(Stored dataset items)

[Begin]

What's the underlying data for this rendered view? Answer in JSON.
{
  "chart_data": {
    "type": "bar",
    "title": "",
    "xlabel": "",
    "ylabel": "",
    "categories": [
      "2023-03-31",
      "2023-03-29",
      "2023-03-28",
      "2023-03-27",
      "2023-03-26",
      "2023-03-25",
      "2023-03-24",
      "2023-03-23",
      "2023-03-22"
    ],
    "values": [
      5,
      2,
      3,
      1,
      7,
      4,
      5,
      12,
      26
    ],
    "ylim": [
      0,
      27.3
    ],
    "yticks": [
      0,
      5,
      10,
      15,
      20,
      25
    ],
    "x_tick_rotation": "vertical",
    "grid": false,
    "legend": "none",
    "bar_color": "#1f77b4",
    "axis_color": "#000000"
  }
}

[End]

--- WHAT YOU ARE ASKED TO DO ---
Every entry should be printed again exactly as written.

--- TASK ANSWER ---
What's the underlying data for this rendered view? Answer in JSON.
{
  "chart_data": {
    "type": "bar",
    "title": "",
    "xlabel": "",
    "ylabel": "",
    "categories": [
      "2023-03-31",
      "2023-03-29",
      "2023-03-28",
      "2023-03-27",
      "2023-03-26",
      "2023-03-25",
      "2023-03-24",
      "2023-03-23",
      "2023-03-22"
    ],
    "values": [
      5,
      2,
      3,
      1,
      7,
      4,
      5,
      12,
      26
    ],
    "ylim": [
      0,
      27.3
    ],
    "yticks": [
      0,
      5,
      10,
      15,
      20,
      25
    ],
    "x_tick_rotation": "vertical",
    "grid": false,
    "legend": "none",
    "bar_color": "#1f77b4",
    "axis_color": "#000000"
  }
}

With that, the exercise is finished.